>>
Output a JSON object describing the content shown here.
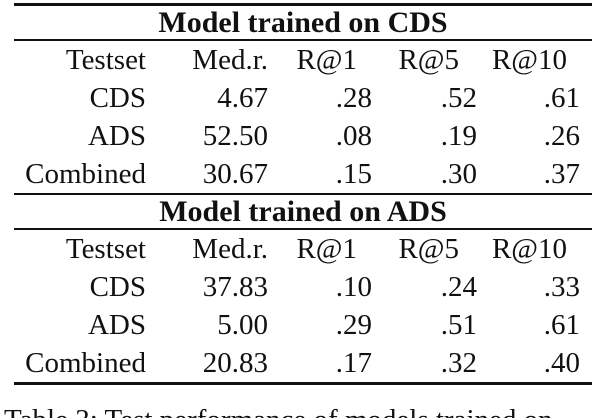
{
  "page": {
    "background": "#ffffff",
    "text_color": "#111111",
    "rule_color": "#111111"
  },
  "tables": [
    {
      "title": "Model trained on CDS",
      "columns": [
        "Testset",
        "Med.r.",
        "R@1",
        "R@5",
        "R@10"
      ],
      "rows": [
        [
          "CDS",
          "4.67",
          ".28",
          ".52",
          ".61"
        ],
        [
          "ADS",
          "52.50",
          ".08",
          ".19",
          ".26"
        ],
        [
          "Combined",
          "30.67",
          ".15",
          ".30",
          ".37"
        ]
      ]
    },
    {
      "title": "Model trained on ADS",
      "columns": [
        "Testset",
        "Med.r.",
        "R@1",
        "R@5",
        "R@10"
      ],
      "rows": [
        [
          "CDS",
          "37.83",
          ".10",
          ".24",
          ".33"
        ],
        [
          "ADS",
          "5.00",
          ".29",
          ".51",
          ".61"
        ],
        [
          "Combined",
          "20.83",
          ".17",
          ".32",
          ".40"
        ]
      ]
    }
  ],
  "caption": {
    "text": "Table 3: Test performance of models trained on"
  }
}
<<
> TASK STATEMENT
Print all entries exactly. The images do not belong in the copy.

> RESULT FOR THIS EXERCISE
Output a JSON object describing the content shown here.
{
  "page": {
    "background": "#ffffff",
    "text_color": "#111111",
    "rule_color": "#111111"
  },
  "tables": [
    {
      "title": "Model trained on CDS",
      "columns": [
        "Testset",
        "Med.r.",
        "R@1",
        "R@5",
        "R@10"
      ],
      "rows": [
        [
          "CDS",
          "4.67",
          ".28",
          ".52",
          ".61"
        ],
        [
          "ADS",
          "52.50",
          ".08",
          ".19",
          ".26"
        ],
        [
          "Combined",
          "30.67",
          ".15",
          ".30",
          ".37"
        ]
      ]
    },
    {
      "title": "Model trained on ADS",
      "columns": [
        "Testset",
        "Med.r.",
        "R@1",
        "R@5",
        "R@10"
      ],
      "rows": [
        [
          "CDS",
          "37.83",
          ".10",
          ".24",
          ".33"
        ],
        [
          "ADS",
          "5.00",
          ".29",
          ".51",
          ".61"
        ],
        [
          "Combined",
          "20.83",
          ".17",
          ".32",
          ".40"
        ]
      ]
    }
  ],
  "caption": {
    "text": "Table 3: Test performance of models trained on"
  }
}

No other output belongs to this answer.